● **Job**: Could you copy out, word for word, the records from the line containing "For every button, label, input, icon, or" through the line containing "431, 455, 436]", both lines included, leaving out the pictures?

● **Information given**:
+---+

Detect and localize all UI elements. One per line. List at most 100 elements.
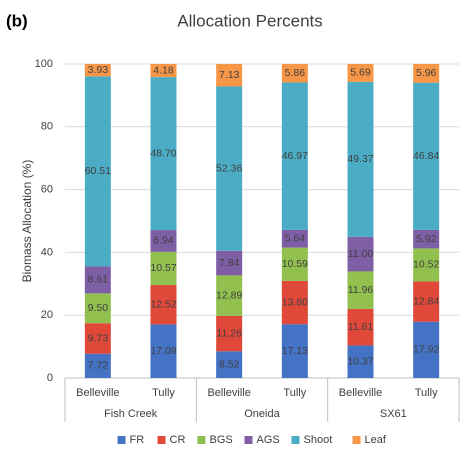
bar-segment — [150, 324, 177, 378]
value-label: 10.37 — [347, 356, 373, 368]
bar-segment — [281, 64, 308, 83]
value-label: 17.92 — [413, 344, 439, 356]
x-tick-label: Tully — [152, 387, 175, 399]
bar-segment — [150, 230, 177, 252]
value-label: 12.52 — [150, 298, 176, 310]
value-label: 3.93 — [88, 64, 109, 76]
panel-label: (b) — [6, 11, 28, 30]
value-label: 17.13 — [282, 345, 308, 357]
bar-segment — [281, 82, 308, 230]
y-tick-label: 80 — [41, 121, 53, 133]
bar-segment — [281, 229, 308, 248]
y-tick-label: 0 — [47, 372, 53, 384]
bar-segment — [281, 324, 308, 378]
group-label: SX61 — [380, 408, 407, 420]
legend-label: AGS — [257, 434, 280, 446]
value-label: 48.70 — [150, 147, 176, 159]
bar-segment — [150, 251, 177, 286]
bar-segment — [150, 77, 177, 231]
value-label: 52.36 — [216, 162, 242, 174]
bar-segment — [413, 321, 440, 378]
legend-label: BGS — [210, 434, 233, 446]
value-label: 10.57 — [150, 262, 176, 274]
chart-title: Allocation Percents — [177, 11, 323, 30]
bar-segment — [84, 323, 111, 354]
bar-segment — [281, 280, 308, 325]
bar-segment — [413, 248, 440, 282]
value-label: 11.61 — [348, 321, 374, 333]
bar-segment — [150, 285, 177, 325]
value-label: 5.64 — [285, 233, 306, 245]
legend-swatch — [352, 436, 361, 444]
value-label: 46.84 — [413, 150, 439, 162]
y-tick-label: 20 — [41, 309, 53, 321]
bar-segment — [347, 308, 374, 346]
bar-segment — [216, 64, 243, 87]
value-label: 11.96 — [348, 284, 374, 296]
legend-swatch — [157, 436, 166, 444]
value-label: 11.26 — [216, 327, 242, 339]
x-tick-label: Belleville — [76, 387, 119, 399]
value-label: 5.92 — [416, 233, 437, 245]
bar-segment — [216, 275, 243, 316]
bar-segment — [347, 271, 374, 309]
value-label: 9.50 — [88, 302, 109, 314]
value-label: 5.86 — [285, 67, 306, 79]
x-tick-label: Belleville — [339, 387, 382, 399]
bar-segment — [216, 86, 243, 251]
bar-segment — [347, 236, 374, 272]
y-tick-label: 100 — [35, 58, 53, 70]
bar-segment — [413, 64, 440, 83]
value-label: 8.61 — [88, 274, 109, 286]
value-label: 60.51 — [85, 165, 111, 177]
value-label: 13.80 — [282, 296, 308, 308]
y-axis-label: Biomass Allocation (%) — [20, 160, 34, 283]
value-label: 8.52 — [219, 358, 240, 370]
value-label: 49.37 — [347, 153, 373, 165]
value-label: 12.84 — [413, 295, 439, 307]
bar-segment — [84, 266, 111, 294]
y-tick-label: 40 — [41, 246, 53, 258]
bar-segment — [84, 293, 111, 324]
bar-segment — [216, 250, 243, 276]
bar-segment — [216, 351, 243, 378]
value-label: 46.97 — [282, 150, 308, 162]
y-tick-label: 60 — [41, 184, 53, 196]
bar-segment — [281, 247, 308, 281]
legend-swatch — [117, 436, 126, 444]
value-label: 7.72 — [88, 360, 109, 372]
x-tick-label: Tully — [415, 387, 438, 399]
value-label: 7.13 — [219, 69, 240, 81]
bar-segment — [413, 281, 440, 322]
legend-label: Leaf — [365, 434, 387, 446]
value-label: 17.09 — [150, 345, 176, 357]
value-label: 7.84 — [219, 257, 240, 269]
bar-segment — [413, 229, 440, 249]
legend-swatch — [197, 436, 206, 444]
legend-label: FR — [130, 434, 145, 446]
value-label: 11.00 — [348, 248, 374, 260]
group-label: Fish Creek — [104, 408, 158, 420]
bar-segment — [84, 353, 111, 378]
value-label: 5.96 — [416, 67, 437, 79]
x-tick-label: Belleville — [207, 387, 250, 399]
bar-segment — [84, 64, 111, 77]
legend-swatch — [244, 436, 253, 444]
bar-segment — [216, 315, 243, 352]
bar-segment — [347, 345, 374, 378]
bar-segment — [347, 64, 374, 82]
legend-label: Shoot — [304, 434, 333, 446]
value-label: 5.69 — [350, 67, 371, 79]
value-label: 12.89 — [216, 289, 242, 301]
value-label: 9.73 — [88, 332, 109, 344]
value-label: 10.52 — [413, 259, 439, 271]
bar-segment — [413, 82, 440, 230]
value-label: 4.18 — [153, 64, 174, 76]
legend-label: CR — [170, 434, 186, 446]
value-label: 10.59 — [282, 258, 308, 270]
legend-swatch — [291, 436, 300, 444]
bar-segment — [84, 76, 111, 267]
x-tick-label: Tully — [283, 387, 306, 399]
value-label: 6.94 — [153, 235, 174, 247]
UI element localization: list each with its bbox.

+---+

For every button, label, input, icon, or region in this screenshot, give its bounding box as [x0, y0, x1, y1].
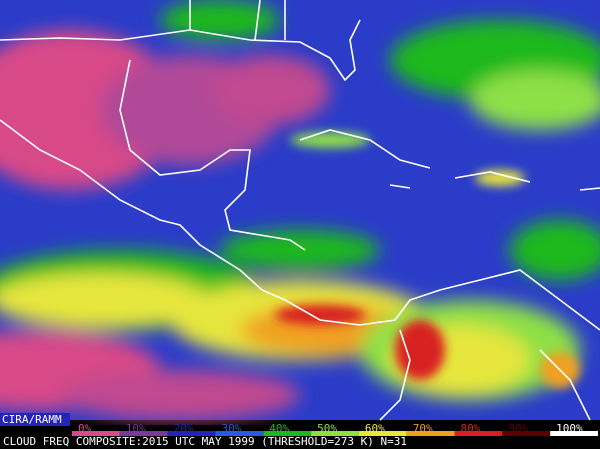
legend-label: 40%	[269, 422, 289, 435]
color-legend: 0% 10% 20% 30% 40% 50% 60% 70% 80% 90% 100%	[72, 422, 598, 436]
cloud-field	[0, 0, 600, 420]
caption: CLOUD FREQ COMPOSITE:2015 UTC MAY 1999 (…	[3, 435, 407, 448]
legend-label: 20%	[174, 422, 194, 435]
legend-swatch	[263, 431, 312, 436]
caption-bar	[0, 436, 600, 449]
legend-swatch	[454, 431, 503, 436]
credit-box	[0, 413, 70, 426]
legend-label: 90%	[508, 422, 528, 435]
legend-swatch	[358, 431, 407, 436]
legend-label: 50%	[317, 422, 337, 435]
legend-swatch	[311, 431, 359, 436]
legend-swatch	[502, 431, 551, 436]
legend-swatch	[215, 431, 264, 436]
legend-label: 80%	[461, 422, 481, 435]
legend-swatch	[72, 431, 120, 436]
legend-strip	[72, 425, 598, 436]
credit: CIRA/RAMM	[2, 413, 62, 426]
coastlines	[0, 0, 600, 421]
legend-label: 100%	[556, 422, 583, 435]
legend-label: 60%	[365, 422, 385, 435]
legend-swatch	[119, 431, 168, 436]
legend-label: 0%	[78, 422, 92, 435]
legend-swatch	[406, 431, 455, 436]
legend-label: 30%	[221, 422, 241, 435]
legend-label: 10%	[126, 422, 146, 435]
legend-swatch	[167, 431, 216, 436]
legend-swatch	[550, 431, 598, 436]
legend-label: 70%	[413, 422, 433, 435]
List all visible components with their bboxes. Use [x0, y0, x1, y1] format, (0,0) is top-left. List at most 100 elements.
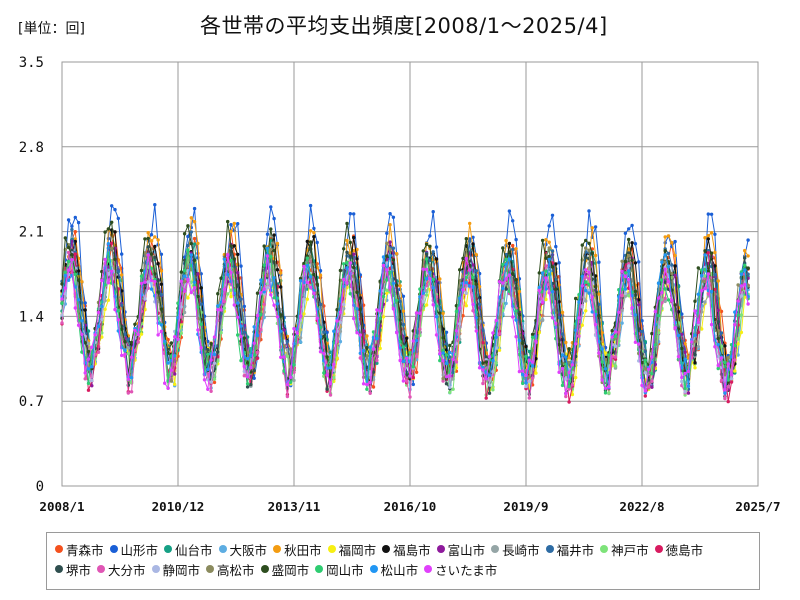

+---+

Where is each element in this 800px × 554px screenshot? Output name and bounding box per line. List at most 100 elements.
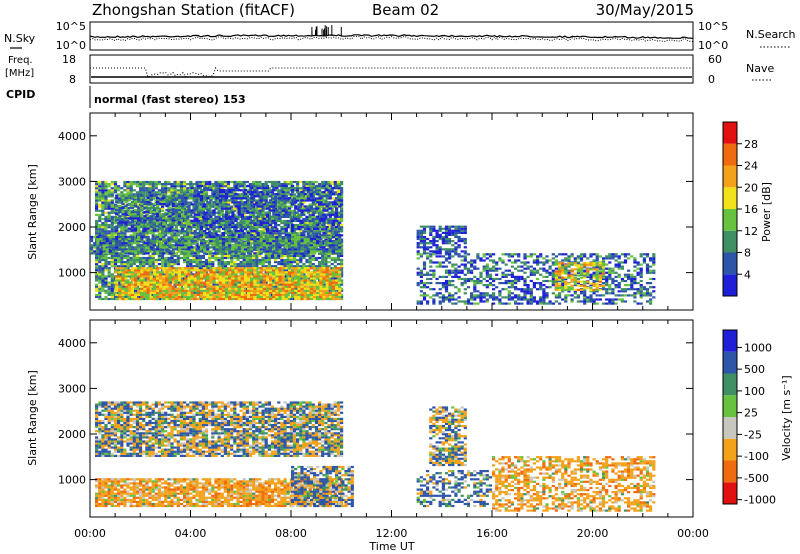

+---+

● **Result for this task**:
For every button, label, input, icon, or region in this screenshot, give its bounding box as [x0, y0, x1, y1].
legend-label: 40%	[269, 422, 289, 435]
color-legend: 0% 10% 20% 30% 40% 50% 60% 70% 80% 90% 100%	[72, 422, 598, 436]
cloud-field	[0, 0, 600, 420]
caption: CLOUD FREQ COMPOSITE:2015 UTC MAY 1999 (…	[3, 435, 407, 448]
legend-label: 20%	[174, 422, 194, 435]
legend-swatch	[263, 431, 312, 436]
caption-bar	[0, 436, 600, 449]
legend-swatch	[454, 431, 503, 436]
credit-box	[0, 413, 70, 426]
legend-label: 90%	[508, 422, 528, 435]
legend-swatch	[358, 431, 407, 436]
legend-label: 50%	[317, 422, 337, 435]
legend-swatch	[311, 431, 359, 436]
legend-swatch	[502, 431, 551, 436]
legend-swatch	[215, 431, 264, 436]
legend-label: 80%	[461, 422, 481, 435]
legend-swatch	[72, 431, 120, 436]
legend-strip	[72, 425, 598, 436]
credit: CIRA/RAMM	[2, 413, 62, 426]
coastlines	[0, 0, 600, 421]
legend-label: 100%	[556, 422, 583, 435]
legend-label: 60%	[365, 422, 385, 435]
legend-swatch	[119, 431, 168, 436]
legend-label: 0%	[78, 422, 92, 435]
legend-swatch	[406, 431, 455, 436]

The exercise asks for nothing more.